▸ Written exercise: In the data that follows, count every line holding the string "JSON" and give the count alone.

___

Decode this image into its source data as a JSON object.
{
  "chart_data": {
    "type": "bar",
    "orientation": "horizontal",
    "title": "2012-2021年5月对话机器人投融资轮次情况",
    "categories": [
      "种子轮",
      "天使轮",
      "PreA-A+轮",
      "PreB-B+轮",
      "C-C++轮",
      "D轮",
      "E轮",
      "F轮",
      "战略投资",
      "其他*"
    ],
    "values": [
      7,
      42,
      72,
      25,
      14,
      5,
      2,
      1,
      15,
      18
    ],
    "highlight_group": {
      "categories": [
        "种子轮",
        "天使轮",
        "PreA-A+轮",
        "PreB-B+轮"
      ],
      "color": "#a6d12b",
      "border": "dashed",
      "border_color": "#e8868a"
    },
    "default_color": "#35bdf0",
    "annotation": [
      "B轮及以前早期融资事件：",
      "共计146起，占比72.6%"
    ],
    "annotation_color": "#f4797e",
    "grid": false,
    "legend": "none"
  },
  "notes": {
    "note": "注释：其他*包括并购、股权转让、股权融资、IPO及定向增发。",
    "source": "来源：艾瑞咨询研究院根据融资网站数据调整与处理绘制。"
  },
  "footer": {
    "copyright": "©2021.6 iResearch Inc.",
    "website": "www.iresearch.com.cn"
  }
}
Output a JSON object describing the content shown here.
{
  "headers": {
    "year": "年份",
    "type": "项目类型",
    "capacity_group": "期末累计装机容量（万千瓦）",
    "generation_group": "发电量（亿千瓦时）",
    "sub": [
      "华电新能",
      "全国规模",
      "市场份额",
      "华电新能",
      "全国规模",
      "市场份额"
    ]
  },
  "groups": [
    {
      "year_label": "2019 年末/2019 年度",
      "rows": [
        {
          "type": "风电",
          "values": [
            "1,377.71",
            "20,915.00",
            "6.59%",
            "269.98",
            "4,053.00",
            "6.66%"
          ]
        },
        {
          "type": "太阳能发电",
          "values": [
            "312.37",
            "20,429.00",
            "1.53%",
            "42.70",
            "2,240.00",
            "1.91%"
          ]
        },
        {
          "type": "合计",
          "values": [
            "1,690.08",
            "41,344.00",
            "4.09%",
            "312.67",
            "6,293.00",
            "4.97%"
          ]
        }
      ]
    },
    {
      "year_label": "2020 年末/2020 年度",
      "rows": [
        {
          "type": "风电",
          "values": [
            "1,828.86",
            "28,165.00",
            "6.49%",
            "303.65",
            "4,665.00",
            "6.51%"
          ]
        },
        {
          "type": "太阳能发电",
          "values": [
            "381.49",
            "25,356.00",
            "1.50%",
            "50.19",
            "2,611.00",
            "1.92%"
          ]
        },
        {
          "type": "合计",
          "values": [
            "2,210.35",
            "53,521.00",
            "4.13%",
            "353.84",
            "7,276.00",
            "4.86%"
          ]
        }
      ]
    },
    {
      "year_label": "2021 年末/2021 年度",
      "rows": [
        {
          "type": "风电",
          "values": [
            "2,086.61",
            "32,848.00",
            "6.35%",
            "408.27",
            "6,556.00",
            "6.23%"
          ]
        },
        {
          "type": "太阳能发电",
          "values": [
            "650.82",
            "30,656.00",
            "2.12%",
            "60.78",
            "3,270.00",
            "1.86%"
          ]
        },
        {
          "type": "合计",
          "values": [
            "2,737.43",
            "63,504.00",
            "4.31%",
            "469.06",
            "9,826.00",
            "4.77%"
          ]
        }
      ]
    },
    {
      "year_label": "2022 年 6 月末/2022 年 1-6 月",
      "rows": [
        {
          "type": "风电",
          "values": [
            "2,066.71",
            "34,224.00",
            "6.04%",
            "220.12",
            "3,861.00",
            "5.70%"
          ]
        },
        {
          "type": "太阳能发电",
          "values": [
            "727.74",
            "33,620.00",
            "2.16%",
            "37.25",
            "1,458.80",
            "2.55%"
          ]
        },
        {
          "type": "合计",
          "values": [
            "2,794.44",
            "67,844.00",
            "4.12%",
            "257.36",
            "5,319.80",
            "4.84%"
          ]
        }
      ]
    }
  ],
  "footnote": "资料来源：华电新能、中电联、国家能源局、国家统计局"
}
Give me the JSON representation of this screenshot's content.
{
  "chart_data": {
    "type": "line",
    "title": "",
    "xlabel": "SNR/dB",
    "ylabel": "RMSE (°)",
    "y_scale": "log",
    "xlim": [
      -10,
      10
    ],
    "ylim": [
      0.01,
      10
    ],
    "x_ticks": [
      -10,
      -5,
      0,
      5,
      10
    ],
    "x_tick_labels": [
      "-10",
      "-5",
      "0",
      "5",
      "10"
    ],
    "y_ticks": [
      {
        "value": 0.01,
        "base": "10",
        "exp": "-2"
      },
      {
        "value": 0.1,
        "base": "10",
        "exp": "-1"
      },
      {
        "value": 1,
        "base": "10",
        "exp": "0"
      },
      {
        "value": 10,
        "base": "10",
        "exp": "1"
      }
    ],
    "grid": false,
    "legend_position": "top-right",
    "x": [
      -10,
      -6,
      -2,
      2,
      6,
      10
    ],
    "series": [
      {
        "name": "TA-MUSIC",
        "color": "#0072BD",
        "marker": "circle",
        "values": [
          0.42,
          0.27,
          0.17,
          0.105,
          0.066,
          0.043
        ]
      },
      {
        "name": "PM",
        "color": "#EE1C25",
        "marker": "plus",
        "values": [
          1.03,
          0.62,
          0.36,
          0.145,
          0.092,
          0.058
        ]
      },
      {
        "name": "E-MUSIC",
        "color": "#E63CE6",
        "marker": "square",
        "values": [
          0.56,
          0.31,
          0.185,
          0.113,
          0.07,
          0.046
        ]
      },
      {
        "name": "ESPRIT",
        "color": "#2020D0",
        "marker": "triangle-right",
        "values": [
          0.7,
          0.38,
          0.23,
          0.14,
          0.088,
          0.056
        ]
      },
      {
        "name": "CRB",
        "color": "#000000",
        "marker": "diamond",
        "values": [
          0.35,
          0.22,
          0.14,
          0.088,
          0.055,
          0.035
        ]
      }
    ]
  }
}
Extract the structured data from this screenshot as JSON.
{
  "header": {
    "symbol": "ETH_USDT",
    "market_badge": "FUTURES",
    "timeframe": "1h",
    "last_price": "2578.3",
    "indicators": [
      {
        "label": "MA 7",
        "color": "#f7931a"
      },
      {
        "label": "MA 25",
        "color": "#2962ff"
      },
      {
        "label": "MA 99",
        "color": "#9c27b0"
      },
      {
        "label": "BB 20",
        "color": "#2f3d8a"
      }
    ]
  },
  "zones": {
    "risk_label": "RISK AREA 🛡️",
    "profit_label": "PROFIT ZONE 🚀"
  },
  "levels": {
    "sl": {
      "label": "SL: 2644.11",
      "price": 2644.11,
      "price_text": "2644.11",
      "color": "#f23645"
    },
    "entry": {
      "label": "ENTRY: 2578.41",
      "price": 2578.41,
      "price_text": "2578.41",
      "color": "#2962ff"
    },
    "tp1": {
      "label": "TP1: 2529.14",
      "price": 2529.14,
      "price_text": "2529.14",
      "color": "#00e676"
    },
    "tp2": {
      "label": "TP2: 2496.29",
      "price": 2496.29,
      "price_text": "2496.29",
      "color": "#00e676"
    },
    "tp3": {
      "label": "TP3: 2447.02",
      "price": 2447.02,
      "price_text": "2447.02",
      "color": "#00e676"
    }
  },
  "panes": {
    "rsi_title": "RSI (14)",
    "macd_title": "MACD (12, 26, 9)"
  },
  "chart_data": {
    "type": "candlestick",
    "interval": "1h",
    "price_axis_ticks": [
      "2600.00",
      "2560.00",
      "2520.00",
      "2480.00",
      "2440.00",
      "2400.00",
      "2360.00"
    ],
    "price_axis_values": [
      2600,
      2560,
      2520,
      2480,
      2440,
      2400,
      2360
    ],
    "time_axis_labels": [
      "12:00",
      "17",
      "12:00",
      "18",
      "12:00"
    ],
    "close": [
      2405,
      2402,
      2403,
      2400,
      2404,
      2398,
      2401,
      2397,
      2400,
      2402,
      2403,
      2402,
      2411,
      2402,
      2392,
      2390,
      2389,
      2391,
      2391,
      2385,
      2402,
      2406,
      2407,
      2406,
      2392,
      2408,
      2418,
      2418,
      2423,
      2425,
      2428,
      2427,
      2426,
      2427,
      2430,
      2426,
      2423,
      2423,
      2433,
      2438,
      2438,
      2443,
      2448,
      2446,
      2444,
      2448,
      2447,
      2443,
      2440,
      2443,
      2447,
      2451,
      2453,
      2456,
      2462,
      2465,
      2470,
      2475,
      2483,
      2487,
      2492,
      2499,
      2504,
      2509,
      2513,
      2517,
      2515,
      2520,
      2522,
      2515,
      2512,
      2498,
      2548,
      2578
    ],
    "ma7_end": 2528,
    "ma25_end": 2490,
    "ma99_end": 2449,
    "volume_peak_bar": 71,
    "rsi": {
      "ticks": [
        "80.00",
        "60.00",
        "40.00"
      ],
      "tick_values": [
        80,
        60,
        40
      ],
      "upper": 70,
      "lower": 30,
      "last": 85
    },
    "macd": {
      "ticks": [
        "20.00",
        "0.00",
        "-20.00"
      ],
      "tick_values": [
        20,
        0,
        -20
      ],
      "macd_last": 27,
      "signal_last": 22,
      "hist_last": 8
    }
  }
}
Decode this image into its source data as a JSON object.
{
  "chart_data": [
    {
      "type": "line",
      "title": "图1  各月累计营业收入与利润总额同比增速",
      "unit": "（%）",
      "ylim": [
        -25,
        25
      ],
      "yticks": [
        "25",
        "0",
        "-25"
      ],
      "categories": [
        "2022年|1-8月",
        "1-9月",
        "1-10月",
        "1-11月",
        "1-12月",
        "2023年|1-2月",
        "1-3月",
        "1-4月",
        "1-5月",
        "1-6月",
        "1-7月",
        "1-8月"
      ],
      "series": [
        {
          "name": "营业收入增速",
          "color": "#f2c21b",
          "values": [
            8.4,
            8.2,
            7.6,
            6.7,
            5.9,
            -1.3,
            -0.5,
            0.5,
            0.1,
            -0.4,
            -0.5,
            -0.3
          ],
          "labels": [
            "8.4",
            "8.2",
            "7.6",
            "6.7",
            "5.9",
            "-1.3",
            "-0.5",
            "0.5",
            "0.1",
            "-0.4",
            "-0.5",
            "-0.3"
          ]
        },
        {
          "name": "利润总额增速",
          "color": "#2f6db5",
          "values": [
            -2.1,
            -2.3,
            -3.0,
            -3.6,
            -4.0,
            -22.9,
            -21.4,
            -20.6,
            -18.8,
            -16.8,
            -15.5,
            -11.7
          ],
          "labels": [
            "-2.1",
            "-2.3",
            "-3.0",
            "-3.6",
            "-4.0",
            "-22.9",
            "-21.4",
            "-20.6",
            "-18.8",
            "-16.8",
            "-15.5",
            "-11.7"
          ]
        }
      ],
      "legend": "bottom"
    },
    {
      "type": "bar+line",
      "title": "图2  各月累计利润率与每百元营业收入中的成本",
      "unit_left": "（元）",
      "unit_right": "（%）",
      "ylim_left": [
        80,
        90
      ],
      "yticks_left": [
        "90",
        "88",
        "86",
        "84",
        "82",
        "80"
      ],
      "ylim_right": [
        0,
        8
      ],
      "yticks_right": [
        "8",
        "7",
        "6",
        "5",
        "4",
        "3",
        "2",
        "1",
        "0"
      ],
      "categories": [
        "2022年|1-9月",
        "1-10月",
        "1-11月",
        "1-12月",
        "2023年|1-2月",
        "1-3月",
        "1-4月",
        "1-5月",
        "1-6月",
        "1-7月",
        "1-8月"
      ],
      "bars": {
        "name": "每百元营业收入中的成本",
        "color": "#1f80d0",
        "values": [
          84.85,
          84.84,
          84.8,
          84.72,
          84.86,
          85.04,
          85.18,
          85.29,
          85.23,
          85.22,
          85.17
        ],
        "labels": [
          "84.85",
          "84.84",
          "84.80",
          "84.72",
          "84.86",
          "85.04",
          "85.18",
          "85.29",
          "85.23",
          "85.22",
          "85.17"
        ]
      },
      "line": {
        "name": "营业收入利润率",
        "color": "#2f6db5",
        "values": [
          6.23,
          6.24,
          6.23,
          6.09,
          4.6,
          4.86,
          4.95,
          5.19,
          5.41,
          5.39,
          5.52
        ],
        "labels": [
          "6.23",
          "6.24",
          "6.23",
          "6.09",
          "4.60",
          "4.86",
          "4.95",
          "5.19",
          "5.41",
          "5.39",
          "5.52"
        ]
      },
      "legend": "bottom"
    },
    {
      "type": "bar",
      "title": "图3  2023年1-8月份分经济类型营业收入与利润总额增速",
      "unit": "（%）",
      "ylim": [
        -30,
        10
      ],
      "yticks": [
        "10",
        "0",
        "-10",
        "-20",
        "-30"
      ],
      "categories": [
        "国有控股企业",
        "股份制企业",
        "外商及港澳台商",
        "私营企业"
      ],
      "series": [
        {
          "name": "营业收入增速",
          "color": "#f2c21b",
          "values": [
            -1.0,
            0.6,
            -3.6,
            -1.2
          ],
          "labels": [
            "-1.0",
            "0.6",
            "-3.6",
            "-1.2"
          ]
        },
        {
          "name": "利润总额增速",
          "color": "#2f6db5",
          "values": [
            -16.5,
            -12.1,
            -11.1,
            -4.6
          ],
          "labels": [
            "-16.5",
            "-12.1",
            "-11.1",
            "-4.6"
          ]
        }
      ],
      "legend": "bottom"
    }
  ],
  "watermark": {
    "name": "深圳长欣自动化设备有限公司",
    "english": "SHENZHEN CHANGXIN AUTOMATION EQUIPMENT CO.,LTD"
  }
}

___

▸ Solved exercise: 5